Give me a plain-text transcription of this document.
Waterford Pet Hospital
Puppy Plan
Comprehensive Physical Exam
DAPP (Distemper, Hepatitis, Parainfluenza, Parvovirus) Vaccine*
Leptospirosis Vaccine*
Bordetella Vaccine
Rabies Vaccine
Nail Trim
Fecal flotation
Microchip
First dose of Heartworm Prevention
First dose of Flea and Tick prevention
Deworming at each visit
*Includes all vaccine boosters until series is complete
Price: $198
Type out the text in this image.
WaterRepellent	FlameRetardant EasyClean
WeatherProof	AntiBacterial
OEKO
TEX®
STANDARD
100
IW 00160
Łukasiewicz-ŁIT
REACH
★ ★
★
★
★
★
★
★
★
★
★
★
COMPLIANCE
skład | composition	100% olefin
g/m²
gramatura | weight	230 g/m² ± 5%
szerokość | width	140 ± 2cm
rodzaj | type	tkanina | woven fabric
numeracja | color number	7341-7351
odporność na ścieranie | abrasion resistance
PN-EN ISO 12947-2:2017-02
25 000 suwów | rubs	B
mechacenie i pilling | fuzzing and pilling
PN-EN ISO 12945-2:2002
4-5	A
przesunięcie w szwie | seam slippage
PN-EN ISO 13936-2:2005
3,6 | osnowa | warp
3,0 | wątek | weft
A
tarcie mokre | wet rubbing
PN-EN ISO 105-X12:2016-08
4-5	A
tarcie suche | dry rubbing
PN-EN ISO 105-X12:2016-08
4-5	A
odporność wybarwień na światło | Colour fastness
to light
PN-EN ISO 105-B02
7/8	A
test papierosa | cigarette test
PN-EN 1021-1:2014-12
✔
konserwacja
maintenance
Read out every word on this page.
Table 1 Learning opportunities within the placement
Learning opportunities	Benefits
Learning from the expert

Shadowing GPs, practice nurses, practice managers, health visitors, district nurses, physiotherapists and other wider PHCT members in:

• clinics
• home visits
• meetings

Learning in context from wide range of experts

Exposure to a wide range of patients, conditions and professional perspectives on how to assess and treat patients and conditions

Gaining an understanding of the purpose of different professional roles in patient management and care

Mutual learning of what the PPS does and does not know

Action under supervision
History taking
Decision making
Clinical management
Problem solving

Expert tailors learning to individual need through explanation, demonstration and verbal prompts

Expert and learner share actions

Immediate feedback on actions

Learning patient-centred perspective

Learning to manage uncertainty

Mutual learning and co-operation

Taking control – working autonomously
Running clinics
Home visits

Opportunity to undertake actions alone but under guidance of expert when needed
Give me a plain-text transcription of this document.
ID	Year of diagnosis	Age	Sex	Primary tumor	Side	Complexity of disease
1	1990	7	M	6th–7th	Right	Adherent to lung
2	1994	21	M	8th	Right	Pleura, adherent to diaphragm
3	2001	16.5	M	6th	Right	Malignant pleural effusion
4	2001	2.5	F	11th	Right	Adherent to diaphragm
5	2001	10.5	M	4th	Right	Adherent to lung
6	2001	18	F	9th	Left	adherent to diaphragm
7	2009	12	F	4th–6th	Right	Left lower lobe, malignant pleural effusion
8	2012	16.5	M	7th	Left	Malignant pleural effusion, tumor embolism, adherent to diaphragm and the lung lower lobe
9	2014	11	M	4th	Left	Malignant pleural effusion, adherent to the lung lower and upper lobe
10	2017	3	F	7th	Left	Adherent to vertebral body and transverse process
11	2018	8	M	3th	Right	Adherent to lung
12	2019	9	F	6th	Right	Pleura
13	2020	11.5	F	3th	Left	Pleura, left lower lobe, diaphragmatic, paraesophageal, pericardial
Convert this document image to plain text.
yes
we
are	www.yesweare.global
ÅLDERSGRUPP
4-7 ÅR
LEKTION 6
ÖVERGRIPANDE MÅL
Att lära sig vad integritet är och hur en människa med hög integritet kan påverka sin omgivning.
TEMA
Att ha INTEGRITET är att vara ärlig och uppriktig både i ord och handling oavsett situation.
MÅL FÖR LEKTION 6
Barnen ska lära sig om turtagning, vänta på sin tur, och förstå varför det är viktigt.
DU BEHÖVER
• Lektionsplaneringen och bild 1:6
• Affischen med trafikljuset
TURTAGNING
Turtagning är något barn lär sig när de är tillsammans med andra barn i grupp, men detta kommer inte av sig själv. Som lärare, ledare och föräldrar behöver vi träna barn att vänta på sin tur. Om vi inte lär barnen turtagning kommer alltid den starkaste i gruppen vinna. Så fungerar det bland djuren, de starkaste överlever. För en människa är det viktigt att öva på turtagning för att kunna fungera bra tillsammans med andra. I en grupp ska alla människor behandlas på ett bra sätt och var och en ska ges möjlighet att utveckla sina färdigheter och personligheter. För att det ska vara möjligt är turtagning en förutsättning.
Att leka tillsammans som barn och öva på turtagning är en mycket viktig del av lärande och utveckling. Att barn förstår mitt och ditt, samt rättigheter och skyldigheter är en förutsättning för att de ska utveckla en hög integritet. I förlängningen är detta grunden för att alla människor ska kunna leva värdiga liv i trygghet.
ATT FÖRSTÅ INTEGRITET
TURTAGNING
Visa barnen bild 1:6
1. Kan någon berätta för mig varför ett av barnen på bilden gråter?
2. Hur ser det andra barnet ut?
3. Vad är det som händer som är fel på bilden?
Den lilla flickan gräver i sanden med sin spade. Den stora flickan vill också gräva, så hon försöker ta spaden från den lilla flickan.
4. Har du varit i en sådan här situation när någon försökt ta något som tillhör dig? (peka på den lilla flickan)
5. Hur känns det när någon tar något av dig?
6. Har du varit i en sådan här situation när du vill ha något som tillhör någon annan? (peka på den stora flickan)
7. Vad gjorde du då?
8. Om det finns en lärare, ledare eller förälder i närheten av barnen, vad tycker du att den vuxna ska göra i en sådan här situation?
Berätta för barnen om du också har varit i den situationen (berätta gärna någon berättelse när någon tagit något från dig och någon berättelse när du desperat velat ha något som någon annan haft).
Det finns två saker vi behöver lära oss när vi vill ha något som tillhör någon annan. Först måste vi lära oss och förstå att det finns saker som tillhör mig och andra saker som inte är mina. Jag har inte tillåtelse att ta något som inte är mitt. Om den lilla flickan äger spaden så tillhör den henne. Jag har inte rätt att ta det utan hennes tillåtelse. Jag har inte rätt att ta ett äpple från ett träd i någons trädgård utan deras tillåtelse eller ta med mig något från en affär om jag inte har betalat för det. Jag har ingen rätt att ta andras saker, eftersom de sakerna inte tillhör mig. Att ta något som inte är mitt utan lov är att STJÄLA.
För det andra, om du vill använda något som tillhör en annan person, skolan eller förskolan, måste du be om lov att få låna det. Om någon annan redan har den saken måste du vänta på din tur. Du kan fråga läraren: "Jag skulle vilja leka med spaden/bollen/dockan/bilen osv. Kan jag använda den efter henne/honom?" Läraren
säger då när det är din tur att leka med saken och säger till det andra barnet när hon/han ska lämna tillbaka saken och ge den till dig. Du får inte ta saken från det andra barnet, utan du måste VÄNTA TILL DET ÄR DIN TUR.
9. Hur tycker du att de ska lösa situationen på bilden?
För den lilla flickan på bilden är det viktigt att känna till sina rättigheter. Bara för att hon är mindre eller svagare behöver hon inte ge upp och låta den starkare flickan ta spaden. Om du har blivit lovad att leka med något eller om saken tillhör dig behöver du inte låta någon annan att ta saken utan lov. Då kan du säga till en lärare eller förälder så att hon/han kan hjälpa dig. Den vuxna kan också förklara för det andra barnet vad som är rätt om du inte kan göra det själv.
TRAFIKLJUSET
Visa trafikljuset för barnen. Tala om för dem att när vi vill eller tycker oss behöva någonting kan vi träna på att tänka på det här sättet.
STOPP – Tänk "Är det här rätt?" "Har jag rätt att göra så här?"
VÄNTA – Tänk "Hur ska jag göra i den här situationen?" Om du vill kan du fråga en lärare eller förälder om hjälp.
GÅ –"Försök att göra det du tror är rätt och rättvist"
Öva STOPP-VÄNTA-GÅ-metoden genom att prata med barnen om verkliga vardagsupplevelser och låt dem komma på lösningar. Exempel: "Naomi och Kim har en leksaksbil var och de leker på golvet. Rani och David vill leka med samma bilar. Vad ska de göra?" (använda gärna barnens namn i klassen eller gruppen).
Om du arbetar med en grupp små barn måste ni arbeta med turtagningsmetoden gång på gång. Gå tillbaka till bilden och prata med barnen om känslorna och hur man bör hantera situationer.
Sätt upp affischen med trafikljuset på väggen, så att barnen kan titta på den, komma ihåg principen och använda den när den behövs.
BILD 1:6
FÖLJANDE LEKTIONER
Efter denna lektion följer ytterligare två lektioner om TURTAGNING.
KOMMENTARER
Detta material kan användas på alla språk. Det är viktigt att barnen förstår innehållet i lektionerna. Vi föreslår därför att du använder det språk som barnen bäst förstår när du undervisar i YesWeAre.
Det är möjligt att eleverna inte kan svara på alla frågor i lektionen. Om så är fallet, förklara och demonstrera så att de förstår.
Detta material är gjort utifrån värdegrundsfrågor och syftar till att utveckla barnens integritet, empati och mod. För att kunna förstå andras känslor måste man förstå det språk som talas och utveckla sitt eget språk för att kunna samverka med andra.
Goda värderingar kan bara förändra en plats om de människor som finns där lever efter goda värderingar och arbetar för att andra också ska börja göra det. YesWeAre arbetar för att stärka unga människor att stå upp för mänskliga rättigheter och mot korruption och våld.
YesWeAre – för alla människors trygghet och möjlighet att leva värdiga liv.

§ **Your task**: Find the lines of the listing above that hold "odporność". Please copy them.

§ **Output below**:
odporność na ścieranie | abrasion resistance
odporność wybarwień na światło | Colour fastness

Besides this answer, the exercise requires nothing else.